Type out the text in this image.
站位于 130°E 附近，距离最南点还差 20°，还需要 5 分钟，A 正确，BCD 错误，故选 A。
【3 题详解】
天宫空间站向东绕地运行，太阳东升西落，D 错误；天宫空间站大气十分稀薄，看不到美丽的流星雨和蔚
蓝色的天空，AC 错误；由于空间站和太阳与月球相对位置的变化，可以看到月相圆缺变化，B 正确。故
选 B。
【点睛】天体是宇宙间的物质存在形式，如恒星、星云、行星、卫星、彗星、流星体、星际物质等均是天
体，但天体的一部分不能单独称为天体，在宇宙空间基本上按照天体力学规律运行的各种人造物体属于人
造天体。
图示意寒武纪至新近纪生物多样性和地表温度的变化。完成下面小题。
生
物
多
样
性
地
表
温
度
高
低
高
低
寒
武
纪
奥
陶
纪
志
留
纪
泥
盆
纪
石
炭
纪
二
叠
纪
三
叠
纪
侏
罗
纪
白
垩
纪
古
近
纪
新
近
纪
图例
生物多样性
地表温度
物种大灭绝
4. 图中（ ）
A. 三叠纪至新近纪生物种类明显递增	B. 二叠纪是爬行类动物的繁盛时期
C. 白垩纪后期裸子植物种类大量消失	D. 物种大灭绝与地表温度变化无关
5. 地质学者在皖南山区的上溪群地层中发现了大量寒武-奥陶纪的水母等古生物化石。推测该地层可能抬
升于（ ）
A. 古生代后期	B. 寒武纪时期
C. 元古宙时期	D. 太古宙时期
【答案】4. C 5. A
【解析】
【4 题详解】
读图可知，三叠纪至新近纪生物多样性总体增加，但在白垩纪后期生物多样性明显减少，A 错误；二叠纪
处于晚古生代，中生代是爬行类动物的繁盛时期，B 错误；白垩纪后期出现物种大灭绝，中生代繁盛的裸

#### [Objective]
Write out every record shown above, word for word.

#### [Completed exercise]
Type out the text in this image.
站位于 130°E 附近，距离最南点还差 20°，还需要 5 分钟，A 正确，BCD 错误，故选 A。
【3 题详解】
天宫空间站向东绕地运行，太阳东升西落，D 错误；天宫空间站大气十分稀薄，看不到美丽的流星雨和蔚
蓝色的天空，AC 错误；由于空间站和太阳与月球相对位置的变化，可以看到月相圆缺变化，B 正确。故
选 B。
【点睛】天体是宇宙间的物质存在形式，如恒星、星云、行星、卫星、彗星、流星体、星际物质等均是天
体，但天体的一部分不能单独称为天体，在宇宙空间基本上按照天体力学规律运行的各种人造物体属于人
造天体。
图示意寒武纪至新近纪生物多样性和地表温度的变化。完成下面小题。
生
物
多
样
性
地
表
温
度
高
低
高
低
寒
武
纪
奥
陶
纪
志
留
纪
泥
盆
纪
石
炭
纪
二
叠
纪
三
叠
纪
侏
罗
纪
白
垩
纪
古
近
纪
新
近
纪
图例
生物多样性
地表温度
物种大灭绝
4. 图中（ ）
A. 三叠纪至新近纪生物种类明显递增	B. 二叠纪是爬行类动物的繁盛时期
C. 白垩纪后期裸子植物种类大量消失	D. 物种大灭绝与地表温度变化无关
5. 地质学者在皖南山区的上溪群地层中发现了大量寒武-奥陶纪的水母等古生物化石。推测该地层可能抬
升于（ ）
A. 古生代后期	B. 寒武纪时期
C. 元古宙时期	D. 太古宙时期
【答案】4. C 5. A
【解析】
【4 题详解】
读图可知，三叠纪至新近纪生物多样性总体增加，但在白垩纪后期生物多样性明显减少，A 错误；二叠纪
处于晚古生代，中生代是爬行类动物的繁盛时期，B 错误；白垩纪后期出现物种大灭绝，中生代繁盛的裸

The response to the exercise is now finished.